— start of Provided entries —
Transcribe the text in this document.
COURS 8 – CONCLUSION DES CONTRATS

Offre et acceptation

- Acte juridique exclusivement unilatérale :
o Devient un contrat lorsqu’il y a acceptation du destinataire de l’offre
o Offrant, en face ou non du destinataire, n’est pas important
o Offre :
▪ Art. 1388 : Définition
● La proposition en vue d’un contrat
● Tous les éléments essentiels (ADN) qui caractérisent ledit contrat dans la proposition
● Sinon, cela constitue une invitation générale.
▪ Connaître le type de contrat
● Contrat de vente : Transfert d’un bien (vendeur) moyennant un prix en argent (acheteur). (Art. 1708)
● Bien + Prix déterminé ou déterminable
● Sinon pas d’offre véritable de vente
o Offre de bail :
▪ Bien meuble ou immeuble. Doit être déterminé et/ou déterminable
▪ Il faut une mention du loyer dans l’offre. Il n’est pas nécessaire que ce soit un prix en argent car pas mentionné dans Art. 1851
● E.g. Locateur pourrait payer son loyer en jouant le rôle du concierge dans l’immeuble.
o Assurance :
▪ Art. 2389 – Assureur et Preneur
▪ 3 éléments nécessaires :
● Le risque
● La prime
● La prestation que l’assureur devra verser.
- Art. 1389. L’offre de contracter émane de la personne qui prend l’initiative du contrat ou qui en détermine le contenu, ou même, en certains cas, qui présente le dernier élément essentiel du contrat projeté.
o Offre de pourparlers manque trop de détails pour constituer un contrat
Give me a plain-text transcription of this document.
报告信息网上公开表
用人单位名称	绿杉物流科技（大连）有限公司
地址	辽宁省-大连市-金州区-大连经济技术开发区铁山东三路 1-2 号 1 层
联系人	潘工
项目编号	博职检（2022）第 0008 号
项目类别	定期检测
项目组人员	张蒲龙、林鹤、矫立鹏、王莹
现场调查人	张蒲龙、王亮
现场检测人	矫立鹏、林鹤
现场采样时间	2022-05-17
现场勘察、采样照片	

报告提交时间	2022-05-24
— end of Provided entries —
Work to do: Which lines in the records above contain the string "déterminable"? Copy each one.

Output for this task:
● Bien + Prix déterminé ou déterminable
▪ Bien meuble ou immeuble. Doit être déterminé et/ou déterminable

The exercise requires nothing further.